Records excerpted from a collection.
———
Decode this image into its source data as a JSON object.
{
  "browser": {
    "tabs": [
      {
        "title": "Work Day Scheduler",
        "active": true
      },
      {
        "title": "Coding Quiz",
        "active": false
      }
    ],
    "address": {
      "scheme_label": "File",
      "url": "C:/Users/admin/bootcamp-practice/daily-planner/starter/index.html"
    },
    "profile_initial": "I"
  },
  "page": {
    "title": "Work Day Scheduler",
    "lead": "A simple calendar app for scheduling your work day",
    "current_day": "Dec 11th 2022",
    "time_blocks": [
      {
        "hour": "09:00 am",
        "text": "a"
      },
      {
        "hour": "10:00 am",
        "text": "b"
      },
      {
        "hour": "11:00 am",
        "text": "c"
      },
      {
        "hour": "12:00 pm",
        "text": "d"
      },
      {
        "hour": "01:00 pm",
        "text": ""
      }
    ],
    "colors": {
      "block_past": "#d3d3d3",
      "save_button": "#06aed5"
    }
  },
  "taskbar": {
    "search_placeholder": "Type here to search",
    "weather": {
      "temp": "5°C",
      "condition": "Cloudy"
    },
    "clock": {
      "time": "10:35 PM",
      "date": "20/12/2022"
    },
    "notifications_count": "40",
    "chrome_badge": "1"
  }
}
———
Task to carry out.
Produce an exact copy of all the records.

Result of this exercise.
Decode this image into its source data as a JSON object.
{
  "browser": {
    "tabs": [
      {
        "title": "Work Day Scheduler",
        "active": true
      },
      {
        "title": "Coding Quiz",
        "active": false
      }
    ],
    "address": {
      "scheme_label": "File",
      "url": "C:/Users/admin/bootcamp-practice/daily-planner/starter/index.html"
    },
    "profile_initial": "I"
  },
  "page": {
    "title": "Work Day Scheduler",
    "lead": "A simple calendar app for scheduling your work day",
    "current_day": "Dec 11th 2022",
    "time_blocks": [
      {
        "hour": "09:00 am",
        "text": "a"
      },
      {
        "hour": "10:00 am",
        "text": "b"
      },
      {
        "hour": "11:00 am",
        "text": "c"
      },
      {
        "hour": "12:00 pm",
        "text": "d"
      },
      {
        "hour": "01:00 pm",
        "text": ""
      }
    ],
    "colors": {
      "block_past": "#d3d3d3",
      "save_button": "#06aed5"
    }
  },
  "taskbar": {
    "search_placeholder": "Type here to search",
    "weather": {
      "temp": "5°C",
      "condition": "Cloudy"
    },
    "clock": {
      "time": "10:35 PM",
      "date": "20/12/2022"
    },
    "notifications_count": "40",
    "chrome_badge": "1"
  }
}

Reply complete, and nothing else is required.